**What the exercise asks:**
Give the listing again in full, exactly as written.
---- Raw data
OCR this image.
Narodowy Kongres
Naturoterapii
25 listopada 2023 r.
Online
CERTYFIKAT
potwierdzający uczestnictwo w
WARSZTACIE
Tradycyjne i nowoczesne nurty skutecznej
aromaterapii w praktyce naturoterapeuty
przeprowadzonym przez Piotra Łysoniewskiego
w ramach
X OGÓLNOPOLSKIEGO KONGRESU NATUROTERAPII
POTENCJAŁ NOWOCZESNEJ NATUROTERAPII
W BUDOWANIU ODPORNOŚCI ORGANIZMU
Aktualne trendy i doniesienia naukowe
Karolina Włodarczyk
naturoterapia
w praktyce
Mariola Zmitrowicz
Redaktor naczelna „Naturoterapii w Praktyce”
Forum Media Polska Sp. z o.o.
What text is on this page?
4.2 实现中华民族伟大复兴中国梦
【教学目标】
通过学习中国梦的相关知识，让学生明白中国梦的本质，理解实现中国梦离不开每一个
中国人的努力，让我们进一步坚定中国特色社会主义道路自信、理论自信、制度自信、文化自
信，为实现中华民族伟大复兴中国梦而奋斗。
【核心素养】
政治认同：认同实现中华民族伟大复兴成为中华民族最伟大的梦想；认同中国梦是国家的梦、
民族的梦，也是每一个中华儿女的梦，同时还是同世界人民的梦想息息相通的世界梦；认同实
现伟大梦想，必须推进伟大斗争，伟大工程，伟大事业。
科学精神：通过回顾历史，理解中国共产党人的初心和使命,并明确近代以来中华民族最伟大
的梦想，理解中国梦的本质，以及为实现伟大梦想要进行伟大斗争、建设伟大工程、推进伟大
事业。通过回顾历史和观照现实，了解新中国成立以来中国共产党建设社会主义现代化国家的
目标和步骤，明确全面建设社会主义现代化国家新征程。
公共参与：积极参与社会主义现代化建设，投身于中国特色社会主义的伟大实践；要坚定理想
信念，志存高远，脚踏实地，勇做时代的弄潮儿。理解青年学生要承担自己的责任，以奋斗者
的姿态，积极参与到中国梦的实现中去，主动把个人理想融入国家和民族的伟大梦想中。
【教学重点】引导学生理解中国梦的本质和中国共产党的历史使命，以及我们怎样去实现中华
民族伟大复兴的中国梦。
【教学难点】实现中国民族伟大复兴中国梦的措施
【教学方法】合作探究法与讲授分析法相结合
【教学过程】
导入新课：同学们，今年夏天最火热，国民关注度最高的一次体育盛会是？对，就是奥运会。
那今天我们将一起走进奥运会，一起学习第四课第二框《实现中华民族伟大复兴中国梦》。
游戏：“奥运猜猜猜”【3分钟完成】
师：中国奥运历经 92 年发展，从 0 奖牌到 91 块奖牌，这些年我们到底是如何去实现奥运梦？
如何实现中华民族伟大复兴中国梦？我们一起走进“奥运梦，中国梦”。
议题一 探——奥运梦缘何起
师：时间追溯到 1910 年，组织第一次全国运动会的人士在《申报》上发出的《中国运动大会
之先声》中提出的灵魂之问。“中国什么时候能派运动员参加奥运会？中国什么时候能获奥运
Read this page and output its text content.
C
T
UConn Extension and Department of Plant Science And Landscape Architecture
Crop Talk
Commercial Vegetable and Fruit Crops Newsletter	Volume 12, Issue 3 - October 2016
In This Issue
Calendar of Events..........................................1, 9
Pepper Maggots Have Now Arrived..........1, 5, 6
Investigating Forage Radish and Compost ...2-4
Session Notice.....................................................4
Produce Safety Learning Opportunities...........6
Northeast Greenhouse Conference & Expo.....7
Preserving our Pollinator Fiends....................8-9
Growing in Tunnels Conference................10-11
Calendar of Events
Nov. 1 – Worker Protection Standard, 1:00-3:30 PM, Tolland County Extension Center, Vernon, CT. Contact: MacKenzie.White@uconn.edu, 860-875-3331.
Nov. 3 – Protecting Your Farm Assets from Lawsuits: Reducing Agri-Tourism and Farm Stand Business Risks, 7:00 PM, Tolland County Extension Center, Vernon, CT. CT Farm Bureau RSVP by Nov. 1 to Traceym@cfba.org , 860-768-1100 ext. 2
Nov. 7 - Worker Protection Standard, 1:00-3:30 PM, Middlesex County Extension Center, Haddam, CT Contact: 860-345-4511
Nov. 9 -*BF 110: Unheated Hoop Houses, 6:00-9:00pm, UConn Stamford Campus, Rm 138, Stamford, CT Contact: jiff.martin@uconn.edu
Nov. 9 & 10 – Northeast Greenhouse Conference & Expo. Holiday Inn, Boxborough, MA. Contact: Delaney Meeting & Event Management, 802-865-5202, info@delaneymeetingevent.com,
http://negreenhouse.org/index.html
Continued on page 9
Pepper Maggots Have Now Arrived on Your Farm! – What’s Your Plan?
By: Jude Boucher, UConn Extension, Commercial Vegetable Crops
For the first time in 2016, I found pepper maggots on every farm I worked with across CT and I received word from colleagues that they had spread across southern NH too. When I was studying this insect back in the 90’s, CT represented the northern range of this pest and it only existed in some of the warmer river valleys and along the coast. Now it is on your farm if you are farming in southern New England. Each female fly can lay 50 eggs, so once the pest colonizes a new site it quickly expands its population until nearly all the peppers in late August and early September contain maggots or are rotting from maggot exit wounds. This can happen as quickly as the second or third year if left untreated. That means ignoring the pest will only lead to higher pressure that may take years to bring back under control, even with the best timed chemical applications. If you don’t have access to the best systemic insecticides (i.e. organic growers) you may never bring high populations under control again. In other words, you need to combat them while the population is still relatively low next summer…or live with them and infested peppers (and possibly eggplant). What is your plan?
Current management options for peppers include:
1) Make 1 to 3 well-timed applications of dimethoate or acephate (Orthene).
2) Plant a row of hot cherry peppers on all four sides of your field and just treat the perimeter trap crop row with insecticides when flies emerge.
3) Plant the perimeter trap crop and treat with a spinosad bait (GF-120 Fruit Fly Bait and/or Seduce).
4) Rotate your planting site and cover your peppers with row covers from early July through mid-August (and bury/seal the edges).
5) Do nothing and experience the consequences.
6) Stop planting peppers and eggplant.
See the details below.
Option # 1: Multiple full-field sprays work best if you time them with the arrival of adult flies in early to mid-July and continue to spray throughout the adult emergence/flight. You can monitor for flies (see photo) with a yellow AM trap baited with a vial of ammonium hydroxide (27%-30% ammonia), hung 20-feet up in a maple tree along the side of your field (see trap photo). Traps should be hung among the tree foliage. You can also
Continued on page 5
--------
**Solved exercise:**
OCR this image.
Narodowy Kongres
Naturoterapii
25 listopada 2023 r.
Online
CERTYFIKAT
potwierdzający uczestnictwo w
WARSZTACIE
Tradycyjne i nowoczesne nurty skutecznej
aromaterapii w praktyce naturoterapeuty
przeprowadzonym przez Piotra Łysoniewskiego
w ramach
X OGÓLNOPOLSKIEGO KONGRESU NATUROTERAPII
POTENCJAŁ NOWOCZESNEJ NATUROTERAPII
W BUDOWANIU ODPORNOŚCI ORGANIZMU
Aktualne trendy i doniesienia naukowe
Karolina Włodarczyk
naturoterapia
w praktyce
Mariola Zmitrowicz
Redaktor naczelna „Naturoterapii w Praktyce”
Forum Media Polska Sp. z o.o.
What text is on this page?
4.2 实现中华民族伟大复兴中国梦
【教学目标】
通过学习中国梦的相关知识，让学生明白中国梦的本质，理解实现中国梦离不开每一个
中国人的努力，让我们进一步坚定中国特色社会主义道路自信、理论自信、制度自信、文化自
信，为实现中华民族伟大复兴中国梦而奋斗。
【核心素养】
政治认同：认同实现中华民族伟大复兴成为中华民族最伟大的梦想；认同中国梦是国家的梦、
民族的梦，也是每一个中华儿女的梦，同时还是同世界人民的梦想息息相通的世界梦；认同实
现伟大梦想，必须推进伟大斗争，伟大工程，伟大事业。
科学精神：通过回顾历史，理解中国共产党人的初心和使命,并明确近代以来中华民族最伟大
的梦想，理解中国梦的本质，以及为实现伟大梦想要进行伟大斗争、建设伟大工程、推进伟大
事业。通过回顾历史和观照现实，了解新中国成立以来中国共产党建设社会主义现代化国家的
目标和步骤，明确全面建设社会主义现代化国家新征程。
公共参与：积极参与社会主义现代化建设，投身于中国特色社会主义的伟大实践；要坚定理想
信念，志存高远，脚踏实地，勇做时代的弄潮儿。理解青年学生要承担自己的责任，以奋斗者
的姿态，积极参与到中国梦的实现中去，主动把个人理想融入国家和民族的伟大梦想中。
【教学重点】引导学生理解中国梦的本质和中国共产党的历史使命，以及我们怎样去实现中华
民族伟大复兴的中国梦。
【教学难点】实现中国民族伟大复兴中国梦的措施
【教学方法】合作探究法与讲授分析法相结合
【教学过程】
导入新课：同学们，今年夏天最火热，国民关注度最高的一次体育盛会是？对，就是奥运会。
那今天我们将一起走进奥运会，一起学习第四课第二框《实现中华民族伟大复兴中国梦》。
游戏：“奥运猜猜猜”【3分钟完成】
师：中国奥运历经 92 年发展，从 0 奖牌到 91 块奖牌，这些年我们到底是如何去实现奥运梦？
如何实现中华民族伟大复兴中国梦？我们一起走进“奥运梦，中国梦”。
议题一 探——奥运梦缘何起
师：时间追溯到 1910 年，组织第一次全国运动会的人士在《申报》上发出的《中国运动大会
之先声》中提出的灵魂之问。“中国什么时候能派运动员参加奥运会？中国什么时候能获奥运
Read this page and output its text content.
C
T
UConn Extension and Department of Plant Science And Landscape Architecture
Crop Talk
Commercial Vegetable and Fruit Crops Newsletter	Volume 12, Issue 3 - October 2016
In This Issue
Calendar of Events..........................................1, 9
Pepper Maggots Have Now Arrived..........1, 5, 6
Investigating Forage Radish and Compost ...2-4
Session Notice.....................................................4
Produce Safety Learning Opportunities...........6
Northeast Greenhouse Conference & Expo.....7
Preserving our Pollinator Fiends....................8-9
Growing in Tunnels Conference................10-11
Calendar of Events
Nov. 1 – Worker Protection Standard, 1:00-3:30 PM, Tolland County Extension Center, Vernon, CT. Contact: MacKenzie.White@uconn.edu, 860-875-3331.
Nov. 3 – Protecting Your Farm Assets from Lawsuits: Reducing Agri-Tourism and Farm Stand Business Risks, 7:00 PM, Tolland County Extension Center, Vernon, CT. CT Farm Bureau RSVP by Nov. 1 to Traceym@cfba.org , 860-768-1100 ext. 2
Nov. 7 - Worker Protection Standard, 1:00-3:30 PM, Middlesex County Extension Center, Haddam, CT Contact: 860-345-4511
Nov. 9 -*BF 110: Unheated Hoop Houses, 6:00-9:00pm, UConn Stamford Campus, Rm 138, Stamford, CT Contact: jiff.martin@uconn.edu
Nov. 9 & 10 – Northeast Greenhouse Conference & Expo. Holiday Inn, Boxborough, MA. Contact: Delaney Meeting & Event Management, 802-865-5202, info@delaneymeetingevent.com,
http://negreenhouse.org/index.html
Continued on page 9
Pepper Maggots Have Now Arrived on Your Farm! – What’s Your Plan?
By: Jude Boucher, UConn Extension, Commercial Vegetable Crops
For the first time in 2016, I found pepper maggots on every farm I worked with across CT and I received word from colleagues that they had spread across southern NH too. When I was studying this insect back in the 90’s, CT represented the northern range of this pest and it only existed in some of the warmer river valleys and along the coast. Now it is on your farm if you are farming in southern New England. Each female fly can lay 50 eggs, so once the pest colonizes a new site it quickly expands its population until nearly all the peppers in late August and early September contain maggots or are rotting from maggot exit wounds. This can happen as quickly as the second or third year if left untreated. That means ignoring the pest will only lead to higher pressure that may take years to bring back under control, even with the best timed chemical applications. If you don’t have access to the best systemic insecticides (i.e. organic growers) you may never bring high populations under control again. In other words, you need to combat them while the population is still relatively low next summer…or live with them and infested peppers (and possibly eggplant). What is your plan?
Current management options for peppers include:
1) Make 1 to 3 well-timed applications of dimethoate or acephate (Orthene).
2) Plant a row of hot cherry peppers on all four sides of your field and just treat the perimeter trap crop row with insecticides when flies emerge.
3) Plant the perimeter trap crop and treat with a spinosad bait (GF-120 Fruit Fly Bait and/or Seduce).
4) Rotate your planting site and cover your peppers with row covers from early July through mid-August (and bury/seal the edges).
5) Do nothing and experience the consequences.
6) Stop planting peppers and eggplant.
See the details below.
Option # 1: Multiple full-field sprays work best if you time them with the arrival of adult flies in early to mid-July and continue to spray throughout the adult emergence/flight. You can monitor for flies (see photo) with a yellow AM trap baited with a vial of ammonium hydroxide (27%-30% ammonia), hung 20-feet up in a maple tree along the side of your field (see trap photo). Traps should be hung among the tree foliage. You can also
Continued on page 5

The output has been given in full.